Report, as a bare number, how many lines contain the string "深入实施大学生养成教育工程".

* [Data records]:
- - -

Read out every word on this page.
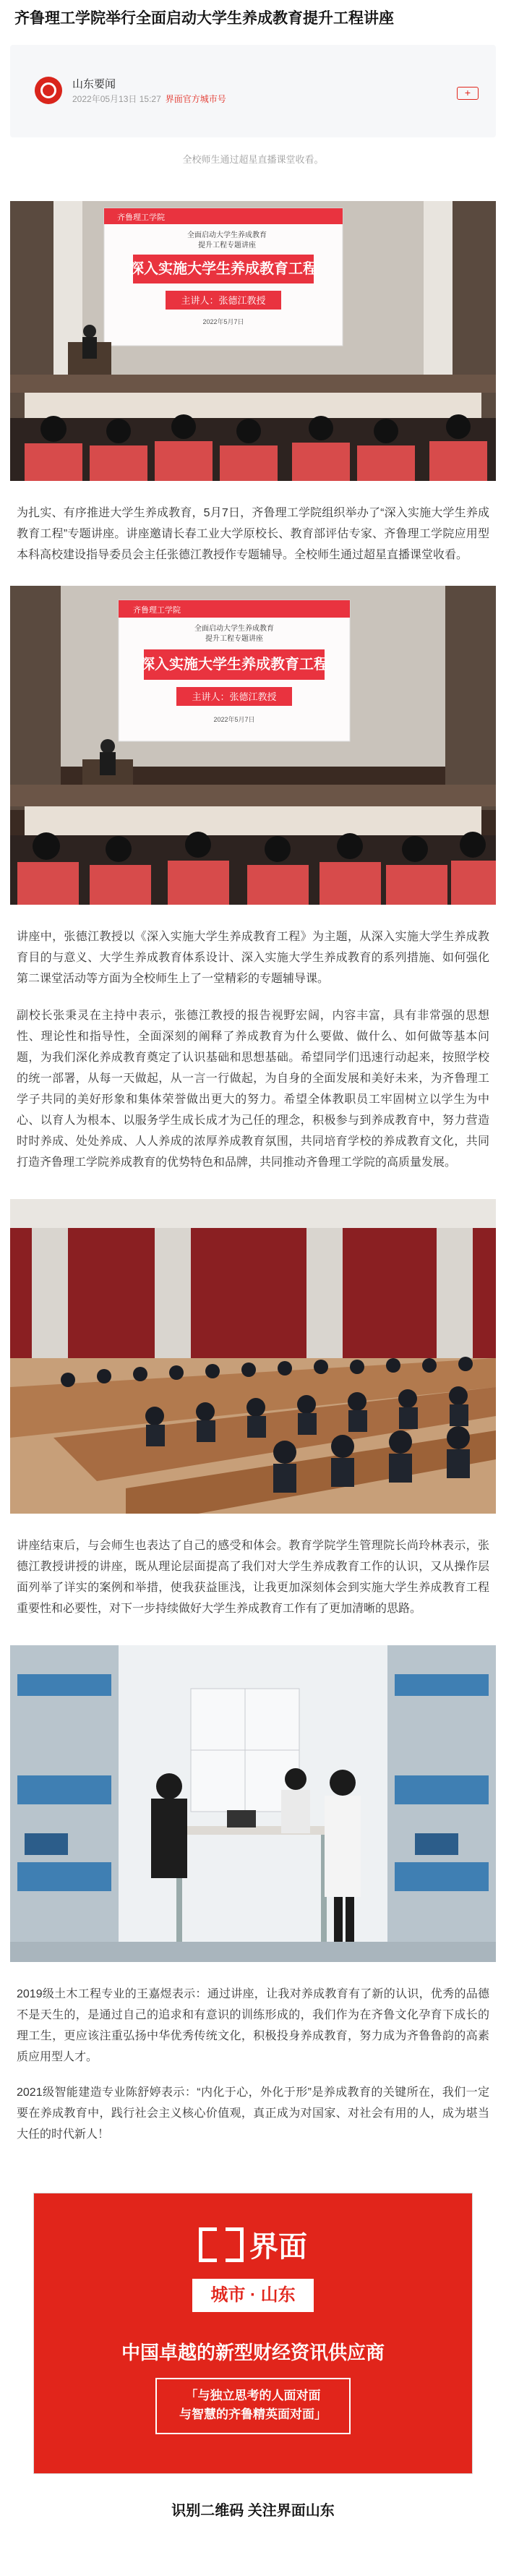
齐鲁理工学院举行全面启动大学生养成教育提升工程讲座
山东要闻
2022年05月13日 15:27 界面官方城市号
+
全校师生通过超星直播课堂收看。
齐鲁理工学院
全面启动大学生养成教育
提升工程专题讲座
深入实施大学生养成教育工程
主讲人：张德江教授
2022年5月7日

为扎实、有序推进大学生养成教育，5月7日，齐鲁理工学院组织举办了“深入实施大学生养成教育工程”专题讲座。讲座邀请长春工业大学原校长、教育部评估专家、齐鲁理工学院应用型本科高校建设指导委员会主任张德江教授作专题辅导。全校师生通过超星直播课堂收看。

齐鲁理工学院
全面启动大学生养成教育
提升工程专题讲座
深入实施大学生养成教育工程
主讲人：张德江教授
2022年5月7日

讲座中，张德江教授以《深入实施大学生养成教育工程》为主题，从深入实施大学生养成教育目的与意义、大学生养成教育体系设计、深入实施大学生养成教育的系列措施、如何强化第二课堂活动等方面为全校师生上了一堂精彩的专题辅导课。

副校长张秉灵在主持中表示，张德江教授的报告视野宏阔，内容丰富，具有非常强的思想性、理论性和指导性，全面深刻的阐释了养成教育为什么要做、做什么、如何做等基本问题，为我们深化养成教育奠定了认识基础和思想基础。希望同学们迅速行动起来，按照学校的统一部署，从每一天做起，从一言一行做起，为自身的全面发展和美好未来，为齐鲁理工学子共同的美好形象和集体荣誉做出更大的努力。希望全体教职员工牢固树立以学生为中心、以育人为根本、以服务学生成长成才为己任的理念，积极参与到养成教育中，努力营造时时养成、处处养成、人人养成的浓厚养成教育氛围，共同培育学校的养成教育文化，共同打造齐鲁理工学院养成教育的优势特色和品牌，共同推动齐鲁理工学院的高质量发展。

讲座结束后，与会师生也表达了自己的感受和体会。教育学院学生管理院长尚玲林表示，张德江教授讲授的讲座，既从理论层面提高了我们对大学生养成教育工作的认识，又从操作层面列举了详实的案例和举措，使我获益匪浅，让我更加深刻体会到实施大学生养成教育工程重要性和必要性，对下一步持续做好大学生养成教育工作有了更加清晰的思路。

2019级土木工程专业的王嘉煜表示：通过讲座，让我对养成教育有了新的认识，优秀的品德不是天生的，是通过自己的追求和有意识的训练形成的，我们作为在齐鲁文化孕育下成长的理工生，更应该注重弘扬中华优秀传统文化，积极投身养成教育，努力成为齐鲁鲁韵的高素质应用型人才。

2021级智能建造专业陈舒婷表示：“内化于心，外化于形”是养成教育的关键所在，我们一定要在养成教育中，践行社会主义核心价值观，真正成为对国家、对社会有用的人，成为堪当大任的时代新人！

界面
城市 · 山东
中国卓越的新型财经资讯供应商
「与独立思考的人面对面
与智慧的齐鲁精英面对面」
识别二维码 关注界面山东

- - -

* [Response to the exercise]: 4